■ **What you are asked to do**: Pull out every line containing the string "Вестник".

■ **Information provided**:
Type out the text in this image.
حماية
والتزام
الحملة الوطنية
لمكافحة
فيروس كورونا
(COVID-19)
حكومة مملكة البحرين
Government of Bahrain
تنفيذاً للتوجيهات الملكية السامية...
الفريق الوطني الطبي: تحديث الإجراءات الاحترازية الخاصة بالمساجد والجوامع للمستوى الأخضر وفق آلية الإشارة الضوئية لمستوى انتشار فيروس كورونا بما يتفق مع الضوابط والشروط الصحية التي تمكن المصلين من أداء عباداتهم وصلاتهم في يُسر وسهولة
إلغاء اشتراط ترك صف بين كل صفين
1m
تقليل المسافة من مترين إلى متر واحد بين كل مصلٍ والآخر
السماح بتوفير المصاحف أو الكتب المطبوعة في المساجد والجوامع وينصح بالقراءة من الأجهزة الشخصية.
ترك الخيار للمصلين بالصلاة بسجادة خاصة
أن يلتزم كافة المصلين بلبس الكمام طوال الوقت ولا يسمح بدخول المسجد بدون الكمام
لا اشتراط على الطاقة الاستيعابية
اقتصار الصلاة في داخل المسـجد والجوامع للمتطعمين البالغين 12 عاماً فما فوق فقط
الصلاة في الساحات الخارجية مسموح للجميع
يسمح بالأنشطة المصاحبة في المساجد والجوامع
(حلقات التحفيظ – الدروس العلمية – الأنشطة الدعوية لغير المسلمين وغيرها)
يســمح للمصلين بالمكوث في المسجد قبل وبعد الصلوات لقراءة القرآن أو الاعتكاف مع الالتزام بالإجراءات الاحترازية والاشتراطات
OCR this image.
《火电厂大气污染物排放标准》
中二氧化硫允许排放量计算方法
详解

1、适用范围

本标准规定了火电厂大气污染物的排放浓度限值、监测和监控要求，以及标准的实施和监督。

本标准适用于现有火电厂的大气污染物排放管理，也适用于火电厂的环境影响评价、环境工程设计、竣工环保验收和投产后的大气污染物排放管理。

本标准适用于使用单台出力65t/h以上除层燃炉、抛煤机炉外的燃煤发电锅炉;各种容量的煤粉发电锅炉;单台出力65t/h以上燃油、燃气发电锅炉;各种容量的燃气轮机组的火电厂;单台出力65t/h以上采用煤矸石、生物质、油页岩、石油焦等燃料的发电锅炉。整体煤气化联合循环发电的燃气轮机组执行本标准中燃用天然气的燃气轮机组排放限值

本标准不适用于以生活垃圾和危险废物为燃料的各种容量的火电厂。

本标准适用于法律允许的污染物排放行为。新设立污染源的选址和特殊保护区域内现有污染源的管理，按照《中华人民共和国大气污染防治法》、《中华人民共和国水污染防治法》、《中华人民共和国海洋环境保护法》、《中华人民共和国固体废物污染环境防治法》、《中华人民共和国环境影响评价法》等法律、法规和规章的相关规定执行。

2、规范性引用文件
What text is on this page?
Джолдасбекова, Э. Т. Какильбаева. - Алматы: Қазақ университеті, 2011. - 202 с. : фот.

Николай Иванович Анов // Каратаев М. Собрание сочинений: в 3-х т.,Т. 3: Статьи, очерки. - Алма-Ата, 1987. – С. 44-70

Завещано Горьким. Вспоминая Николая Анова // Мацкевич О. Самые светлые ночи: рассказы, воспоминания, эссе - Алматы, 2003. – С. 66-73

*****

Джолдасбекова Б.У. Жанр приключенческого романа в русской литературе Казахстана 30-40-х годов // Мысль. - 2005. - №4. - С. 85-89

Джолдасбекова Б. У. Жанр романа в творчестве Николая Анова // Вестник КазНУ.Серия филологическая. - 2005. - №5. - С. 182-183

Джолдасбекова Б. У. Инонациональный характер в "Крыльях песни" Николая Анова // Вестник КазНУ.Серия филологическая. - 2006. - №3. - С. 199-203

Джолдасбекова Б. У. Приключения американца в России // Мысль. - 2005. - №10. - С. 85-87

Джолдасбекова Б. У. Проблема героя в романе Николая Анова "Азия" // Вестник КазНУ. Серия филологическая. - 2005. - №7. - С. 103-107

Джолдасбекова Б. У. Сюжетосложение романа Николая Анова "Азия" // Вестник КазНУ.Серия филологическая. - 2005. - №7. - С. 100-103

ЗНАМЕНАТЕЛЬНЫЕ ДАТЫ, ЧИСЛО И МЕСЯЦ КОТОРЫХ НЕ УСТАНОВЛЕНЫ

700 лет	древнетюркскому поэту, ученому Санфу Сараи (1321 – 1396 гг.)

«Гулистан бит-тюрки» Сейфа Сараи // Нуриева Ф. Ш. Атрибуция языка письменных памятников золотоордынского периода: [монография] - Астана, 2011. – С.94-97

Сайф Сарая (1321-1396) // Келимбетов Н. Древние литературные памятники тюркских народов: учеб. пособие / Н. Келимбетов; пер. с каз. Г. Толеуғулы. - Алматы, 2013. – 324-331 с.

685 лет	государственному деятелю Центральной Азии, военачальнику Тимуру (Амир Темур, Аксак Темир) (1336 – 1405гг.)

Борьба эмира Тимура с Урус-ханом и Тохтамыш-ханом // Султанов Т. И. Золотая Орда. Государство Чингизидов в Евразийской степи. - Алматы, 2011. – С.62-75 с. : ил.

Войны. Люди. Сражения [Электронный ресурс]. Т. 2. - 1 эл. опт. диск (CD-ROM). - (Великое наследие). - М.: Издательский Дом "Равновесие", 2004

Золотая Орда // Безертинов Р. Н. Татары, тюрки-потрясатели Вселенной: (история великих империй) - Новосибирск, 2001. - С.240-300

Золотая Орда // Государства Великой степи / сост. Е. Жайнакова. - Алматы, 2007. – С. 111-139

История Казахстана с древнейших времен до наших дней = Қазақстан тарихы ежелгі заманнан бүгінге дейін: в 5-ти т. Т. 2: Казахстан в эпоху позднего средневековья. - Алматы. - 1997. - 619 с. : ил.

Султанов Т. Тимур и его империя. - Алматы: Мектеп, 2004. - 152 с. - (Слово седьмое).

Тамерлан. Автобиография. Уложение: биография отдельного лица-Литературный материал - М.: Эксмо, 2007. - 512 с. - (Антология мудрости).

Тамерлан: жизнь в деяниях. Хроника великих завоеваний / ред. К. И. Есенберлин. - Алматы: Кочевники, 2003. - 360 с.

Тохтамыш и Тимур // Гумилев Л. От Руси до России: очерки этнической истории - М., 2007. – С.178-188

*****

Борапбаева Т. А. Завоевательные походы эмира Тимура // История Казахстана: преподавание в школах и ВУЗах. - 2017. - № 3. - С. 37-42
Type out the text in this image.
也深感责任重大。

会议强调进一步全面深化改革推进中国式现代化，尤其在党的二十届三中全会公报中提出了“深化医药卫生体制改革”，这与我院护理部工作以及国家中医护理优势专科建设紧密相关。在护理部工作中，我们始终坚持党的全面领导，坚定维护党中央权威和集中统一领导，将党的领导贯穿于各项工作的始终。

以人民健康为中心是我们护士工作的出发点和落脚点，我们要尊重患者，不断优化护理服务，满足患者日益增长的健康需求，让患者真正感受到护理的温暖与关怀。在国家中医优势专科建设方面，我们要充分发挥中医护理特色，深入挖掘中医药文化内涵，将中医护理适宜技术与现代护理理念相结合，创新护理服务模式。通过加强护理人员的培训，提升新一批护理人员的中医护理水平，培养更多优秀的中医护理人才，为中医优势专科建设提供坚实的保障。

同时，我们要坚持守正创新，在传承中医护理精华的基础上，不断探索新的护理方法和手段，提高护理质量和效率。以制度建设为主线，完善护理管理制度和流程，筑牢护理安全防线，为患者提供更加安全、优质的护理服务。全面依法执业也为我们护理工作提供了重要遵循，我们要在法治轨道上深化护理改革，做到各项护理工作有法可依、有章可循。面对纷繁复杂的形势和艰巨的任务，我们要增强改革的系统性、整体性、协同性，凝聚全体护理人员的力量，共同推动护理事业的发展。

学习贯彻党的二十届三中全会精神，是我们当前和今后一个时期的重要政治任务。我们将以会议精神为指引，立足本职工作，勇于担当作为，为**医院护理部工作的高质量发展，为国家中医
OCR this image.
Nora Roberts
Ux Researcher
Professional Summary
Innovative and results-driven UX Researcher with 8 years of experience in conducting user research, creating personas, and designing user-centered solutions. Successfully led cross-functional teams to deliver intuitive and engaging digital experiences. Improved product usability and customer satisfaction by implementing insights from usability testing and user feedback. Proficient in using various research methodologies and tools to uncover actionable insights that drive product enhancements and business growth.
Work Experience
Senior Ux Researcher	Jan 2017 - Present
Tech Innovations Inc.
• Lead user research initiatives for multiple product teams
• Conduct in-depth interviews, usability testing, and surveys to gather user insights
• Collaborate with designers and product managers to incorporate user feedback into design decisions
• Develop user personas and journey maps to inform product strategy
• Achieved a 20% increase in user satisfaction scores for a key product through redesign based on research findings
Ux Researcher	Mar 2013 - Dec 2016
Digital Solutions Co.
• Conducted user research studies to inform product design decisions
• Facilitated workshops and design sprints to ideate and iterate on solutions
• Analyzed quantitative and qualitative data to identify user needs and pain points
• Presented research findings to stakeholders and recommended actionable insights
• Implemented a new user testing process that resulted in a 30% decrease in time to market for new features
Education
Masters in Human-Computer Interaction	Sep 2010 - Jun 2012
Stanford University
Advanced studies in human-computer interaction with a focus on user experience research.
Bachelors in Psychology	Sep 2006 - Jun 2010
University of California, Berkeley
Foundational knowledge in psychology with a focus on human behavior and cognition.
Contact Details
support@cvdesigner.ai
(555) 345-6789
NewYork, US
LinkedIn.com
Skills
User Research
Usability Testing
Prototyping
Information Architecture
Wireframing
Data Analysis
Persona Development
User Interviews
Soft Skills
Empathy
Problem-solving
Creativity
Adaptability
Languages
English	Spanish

■ **Task result**:
Джолдасбекова Б. У. Жанр романа в творчестве Николая Анова // Вестник КазНУ.Серия филологическая. - 2005. - №5. - С. 182-183
Джолдасбекова Б. У. Инонациональный характер в "Крыльях песни" Николая Анова // Вестник КазНУ.Серия филологическая. - 2006. - №3. - С. 199-203
Джолдасбекова Б. У. Проблема героя в романе Николая Анова "Азия" // Вестник КазНУ. Серия филологическая. - 2005. - №7. - С. 103-107
Джолдасбекова Б. У. Сюжетосложение романа Николая Анова "Азия" // Вестник КазНУ.Серия филологическая. - 2005. - №7. - С. 100-103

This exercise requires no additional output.